■ **EXERCISE PROMPT**: Identify and copy all lines of the material where the string "name" is found.

■ **EXTRACTED RECORDS**:
--- START ---

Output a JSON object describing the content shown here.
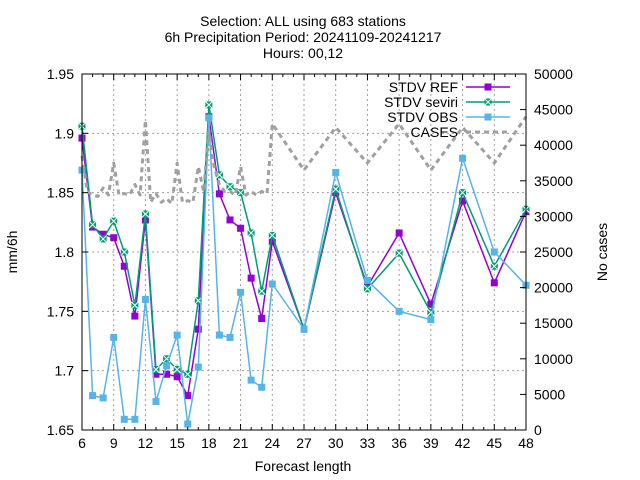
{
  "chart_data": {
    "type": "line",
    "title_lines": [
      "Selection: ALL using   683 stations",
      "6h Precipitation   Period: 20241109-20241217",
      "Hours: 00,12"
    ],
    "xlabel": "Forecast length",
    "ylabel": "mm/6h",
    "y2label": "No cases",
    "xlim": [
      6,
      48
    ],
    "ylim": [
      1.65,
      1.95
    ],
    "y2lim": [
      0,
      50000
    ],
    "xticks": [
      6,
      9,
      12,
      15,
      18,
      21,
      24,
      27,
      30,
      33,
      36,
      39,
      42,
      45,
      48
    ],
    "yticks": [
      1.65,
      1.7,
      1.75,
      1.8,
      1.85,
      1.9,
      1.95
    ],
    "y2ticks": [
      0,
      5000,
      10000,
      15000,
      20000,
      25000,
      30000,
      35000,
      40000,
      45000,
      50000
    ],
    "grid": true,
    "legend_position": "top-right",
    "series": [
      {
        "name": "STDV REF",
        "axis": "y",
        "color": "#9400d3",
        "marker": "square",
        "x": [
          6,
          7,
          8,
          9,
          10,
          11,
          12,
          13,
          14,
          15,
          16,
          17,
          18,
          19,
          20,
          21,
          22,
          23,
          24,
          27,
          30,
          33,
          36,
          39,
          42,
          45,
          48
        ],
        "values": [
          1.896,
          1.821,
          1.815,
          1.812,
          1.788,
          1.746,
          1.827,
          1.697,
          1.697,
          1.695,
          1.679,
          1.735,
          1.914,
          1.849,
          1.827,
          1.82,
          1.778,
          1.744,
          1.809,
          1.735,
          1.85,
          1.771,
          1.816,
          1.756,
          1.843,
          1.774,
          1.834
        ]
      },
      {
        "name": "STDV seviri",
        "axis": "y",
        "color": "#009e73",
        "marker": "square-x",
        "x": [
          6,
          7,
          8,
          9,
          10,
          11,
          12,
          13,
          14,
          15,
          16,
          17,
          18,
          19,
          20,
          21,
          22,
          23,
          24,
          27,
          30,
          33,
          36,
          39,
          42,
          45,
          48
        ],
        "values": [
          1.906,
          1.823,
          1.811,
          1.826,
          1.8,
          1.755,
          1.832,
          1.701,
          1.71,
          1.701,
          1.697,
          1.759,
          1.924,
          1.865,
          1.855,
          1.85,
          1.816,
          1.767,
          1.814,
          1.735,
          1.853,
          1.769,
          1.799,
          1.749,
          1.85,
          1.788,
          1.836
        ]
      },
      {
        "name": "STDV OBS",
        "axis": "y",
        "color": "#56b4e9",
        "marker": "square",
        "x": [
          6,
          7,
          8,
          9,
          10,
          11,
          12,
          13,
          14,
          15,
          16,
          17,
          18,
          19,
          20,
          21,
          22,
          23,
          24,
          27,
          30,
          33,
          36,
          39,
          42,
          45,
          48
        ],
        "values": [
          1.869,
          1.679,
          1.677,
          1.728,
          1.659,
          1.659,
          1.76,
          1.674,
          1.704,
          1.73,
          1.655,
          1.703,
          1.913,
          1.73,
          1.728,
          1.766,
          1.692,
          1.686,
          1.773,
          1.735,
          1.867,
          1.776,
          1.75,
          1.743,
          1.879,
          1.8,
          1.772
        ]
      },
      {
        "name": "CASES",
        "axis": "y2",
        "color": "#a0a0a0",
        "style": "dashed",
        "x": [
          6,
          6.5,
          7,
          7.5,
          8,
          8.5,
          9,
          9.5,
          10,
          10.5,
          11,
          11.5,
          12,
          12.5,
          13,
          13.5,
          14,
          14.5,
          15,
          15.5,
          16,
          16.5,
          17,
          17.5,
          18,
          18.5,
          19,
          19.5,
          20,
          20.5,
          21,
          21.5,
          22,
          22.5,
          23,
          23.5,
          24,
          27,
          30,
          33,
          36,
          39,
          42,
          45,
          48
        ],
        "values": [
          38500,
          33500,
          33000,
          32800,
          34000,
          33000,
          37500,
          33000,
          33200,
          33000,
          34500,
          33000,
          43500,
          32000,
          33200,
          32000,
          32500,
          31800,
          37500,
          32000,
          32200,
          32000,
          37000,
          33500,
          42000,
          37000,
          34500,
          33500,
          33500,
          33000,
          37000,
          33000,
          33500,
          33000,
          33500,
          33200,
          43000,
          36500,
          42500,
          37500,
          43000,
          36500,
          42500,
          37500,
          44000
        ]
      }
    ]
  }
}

--- END ---
--- START ---

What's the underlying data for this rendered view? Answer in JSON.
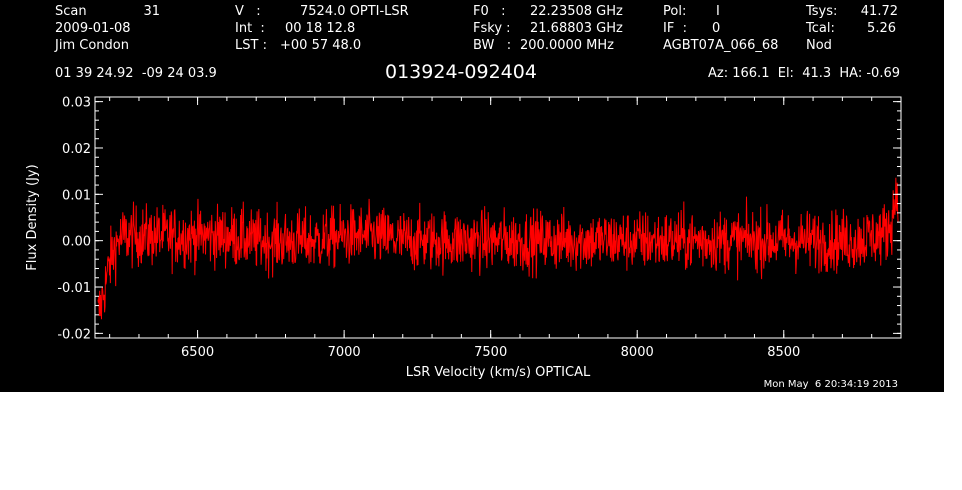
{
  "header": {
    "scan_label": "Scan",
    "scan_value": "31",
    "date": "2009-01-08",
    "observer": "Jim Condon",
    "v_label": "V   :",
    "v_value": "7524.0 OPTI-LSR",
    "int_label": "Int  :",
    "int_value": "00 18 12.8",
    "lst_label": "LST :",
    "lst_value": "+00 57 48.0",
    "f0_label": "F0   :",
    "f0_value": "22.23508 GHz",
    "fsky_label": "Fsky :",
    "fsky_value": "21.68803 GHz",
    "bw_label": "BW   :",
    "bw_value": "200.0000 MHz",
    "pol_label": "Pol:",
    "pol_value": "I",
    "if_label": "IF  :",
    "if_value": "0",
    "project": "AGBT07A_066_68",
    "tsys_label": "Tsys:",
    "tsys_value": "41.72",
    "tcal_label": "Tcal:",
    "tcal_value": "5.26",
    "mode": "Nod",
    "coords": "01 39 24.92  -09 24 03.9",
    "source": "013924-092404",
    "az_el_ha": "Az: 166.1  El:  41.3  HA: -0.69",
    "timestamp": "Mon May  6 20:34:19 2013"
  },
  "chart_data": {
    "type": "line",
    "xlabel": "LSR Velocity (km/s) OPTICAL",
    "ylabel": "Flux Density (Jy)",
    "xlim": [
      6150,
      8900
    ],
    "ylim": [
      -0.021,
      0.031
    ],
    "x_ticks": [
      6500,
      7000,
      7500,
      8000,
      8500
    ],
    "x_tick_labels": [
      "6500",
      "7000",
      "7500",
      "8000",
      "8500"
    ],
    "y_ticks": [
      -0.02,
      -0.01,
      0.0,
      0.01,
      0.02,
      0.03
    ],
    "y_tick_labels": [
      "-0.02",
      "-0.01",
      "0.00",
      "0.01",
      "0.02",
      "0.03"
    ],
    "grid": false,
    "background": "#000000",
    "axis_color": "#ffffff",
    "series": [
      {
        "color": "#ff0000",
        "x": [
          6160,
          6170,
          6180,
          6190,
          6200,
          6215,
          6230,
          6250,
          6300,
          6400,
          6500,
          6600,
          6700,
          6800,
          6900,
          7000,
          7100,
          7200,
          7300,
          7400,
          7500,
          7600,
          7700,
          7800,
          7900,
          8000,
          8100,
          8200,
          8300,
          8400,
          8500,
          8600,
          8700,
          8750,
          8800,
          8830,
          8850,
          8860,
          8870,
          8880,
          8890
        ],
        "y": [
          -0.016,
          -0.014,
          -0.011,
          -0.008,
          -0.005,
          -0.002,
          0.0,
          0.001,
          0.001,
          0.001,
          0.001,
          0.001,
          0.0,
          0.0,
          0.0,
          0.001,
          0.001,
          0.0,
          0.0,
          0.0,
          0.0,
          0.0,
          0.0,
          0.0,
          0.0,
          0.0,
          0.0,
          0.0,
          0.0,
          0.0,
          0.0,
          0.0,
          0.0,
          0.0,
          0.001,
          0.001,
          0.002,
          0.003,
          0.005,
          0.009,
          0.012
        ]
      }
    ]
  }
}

--- END ---

■ **OUTPUT OF THE TASK**:
        "name": "STDV REF",
        "name": "STDV seviri",
        "name": "STDV OBS",
        "name": "CASES",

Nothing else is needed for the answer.